> Try it
Determine how many lines below include the string "Brain". Reply with the number only.

> Data supplied
══════════════════════════════

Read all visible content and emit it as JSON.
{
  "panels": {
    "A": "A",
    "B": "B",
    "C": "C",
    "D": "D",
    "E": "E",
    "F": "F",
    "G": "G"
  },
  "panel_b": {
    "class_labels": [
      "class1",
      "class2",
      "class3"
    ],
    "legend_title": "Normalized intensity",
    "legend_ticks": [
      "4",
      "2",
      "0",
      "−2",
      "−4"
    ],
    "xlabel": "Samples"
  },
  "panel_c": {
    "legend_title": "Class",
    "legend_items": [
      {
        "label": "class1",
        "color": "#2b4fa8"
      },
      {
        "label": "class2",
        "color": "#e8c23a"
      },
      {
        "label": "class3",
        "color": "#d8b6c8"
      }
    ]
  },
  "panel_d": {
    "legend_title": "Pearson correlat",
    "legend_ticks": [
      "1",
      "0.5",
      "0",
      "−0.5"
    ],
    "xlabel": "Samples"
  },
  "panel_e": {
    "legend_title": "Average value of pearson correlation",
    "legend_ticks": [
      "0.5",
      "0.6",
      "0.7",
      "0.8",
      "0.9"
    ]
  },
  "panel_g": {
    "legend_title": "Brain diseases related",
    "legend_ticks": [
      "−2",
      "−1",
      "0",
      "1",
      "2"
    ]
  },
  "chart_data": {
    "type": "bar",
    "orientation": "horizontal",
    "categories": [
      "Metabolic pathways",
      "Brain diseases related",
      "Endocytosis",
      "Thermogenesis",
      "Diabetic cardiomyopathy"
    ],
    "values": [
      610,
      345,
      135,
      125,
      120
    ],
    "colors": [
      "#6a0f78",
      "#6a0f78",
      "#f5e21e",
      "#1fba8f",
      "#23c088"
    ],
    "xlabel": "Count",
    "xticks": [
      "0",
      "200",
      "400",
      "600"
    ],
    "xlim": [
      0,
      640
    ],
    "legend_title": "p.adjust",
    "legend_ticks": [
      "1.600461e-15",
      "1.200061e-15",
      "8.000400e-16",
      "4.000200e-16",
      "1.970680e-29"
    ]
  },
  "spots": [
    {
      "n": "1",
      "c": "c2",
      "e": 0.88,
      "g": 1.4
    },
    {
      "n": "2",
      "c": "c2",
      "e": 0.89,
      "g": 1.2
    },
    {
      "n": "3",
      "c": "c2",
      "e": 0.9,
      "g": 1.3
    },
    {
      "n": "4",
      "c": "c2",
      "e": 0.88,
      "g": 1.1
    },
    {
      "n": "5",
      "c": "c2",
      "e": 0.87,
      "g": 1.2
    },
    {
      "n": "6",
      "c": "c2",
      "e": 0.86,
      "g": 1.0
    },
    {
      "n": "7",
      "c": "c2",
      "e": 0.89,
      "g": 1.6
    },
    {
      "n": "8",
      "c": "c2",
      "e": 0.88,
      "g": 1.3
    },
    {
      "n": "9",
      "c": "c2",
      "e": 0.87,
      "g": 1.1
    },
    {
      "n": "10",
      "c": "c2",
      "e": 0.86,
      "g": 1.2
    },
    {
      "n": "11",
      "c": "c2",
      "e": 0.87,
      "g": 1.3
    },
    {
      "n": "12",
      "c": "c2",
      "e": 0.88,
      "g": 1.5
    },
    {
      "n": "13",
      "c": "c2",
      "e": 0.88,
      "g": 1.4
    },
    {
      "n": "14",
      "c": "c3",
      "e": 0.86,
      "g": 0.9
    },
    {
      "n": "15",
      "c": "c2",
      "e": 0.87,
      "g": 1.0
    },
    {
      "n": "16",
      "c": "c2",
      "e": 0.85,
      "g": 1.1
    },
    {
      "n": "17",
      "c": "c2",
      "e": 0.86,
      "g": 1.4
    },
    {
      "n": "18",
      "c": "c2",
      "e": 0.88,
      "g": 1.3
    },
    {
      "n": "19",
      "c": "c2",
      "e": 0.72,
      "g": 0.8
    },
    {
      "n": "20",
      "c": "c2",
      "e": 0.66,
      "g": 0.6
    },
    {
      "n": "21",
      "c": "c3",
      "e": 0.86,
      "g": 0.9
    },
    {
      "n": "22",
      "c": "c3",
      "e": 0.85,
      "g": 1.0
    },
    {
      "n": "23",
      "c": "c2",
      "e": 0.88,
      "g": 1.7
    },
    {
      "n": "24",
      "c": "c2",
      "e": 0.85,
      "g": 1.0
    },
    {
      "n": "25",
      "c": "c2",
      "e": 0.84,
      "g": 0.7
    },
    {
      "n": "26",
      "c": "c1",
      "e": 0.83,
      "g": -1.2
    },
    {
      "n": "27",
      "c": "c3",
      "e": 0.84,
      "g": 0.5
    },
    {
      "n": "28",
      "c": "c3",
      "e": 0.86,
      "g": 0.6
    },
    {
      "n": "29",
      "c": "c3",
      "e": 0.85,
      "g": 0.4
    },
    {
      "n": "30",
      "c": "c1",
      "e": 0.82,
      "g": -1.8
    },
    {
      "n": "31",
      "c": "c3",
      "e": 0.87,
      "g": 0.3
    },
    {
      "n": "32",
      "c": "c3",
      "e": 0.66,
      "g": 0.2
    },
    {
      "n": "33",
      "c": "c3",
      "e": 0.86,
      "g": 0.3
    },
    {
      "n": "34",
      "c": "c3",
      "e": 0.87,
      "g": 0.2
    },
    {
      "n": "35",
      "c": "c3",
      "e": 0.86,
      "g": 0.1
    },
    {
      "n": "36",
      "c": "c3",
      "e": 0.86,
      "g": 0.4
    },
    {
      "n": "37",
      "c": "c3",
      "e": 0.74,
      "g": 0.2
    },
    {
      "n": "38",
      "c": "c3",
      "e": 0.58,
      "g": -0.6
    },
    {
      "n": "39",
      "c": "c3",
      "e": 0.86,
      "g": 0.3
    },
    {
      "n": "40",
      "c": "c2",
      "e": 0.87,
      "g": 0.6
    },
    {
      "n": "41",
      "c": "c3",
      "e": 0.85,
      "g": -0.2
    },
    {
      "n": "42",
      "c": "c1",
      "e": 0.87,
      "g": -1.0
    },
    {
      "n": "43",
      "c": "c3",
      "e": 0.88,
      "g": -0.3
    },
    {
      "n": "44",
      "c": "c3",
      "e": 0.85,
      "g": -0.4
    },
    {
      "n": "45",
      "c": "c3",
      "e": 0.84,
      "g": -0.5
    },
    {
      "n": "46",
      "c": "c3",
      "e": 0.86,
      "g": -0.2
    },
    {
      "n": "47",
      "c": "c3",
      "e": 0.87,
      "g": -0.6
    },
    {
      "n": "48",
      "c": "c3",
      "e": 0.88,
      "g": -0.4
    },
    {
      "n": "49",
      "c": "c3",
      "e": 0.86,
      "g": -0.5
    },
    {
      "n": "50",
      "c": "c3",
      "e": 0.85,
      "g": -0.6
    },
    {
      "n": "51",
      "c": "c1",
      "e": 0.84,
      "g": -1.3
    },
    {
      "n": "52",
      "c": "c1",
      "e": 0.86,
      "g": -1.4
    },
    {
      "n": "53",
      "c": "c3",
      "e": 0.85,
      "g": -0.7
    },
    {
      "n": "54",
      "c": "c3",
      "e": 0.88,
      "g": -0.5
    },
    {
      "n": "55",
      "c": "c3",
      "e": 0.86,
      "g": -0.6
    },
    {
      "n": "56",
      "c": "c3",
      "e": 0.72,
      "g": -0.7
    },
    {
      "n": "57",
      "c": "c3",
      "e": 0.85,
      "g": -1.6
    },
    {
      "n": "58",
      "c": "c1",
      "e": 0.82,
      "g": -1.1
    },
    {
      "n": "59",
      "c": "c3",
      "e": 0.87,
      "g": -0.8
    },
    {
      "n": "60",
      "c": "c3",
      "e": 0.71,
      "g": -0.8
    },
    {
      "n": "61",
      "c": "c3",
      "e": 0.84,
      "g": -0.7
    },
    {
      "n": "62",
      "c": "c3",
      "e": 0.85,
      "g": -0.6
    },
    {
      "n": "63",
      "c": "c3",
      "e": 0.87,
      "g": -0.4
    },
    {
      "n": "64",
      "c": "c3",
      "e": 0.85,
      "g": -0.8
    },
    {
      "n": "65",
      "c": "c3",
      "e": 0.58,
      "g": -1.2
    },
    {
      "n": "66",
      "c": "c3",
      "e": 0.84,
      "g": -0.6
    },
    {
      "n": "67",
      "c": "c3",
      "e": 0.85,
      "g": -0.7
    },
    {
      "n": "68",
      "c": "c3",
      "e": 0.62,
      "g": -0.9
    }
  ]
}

══════════════════════════════

> Task solution
2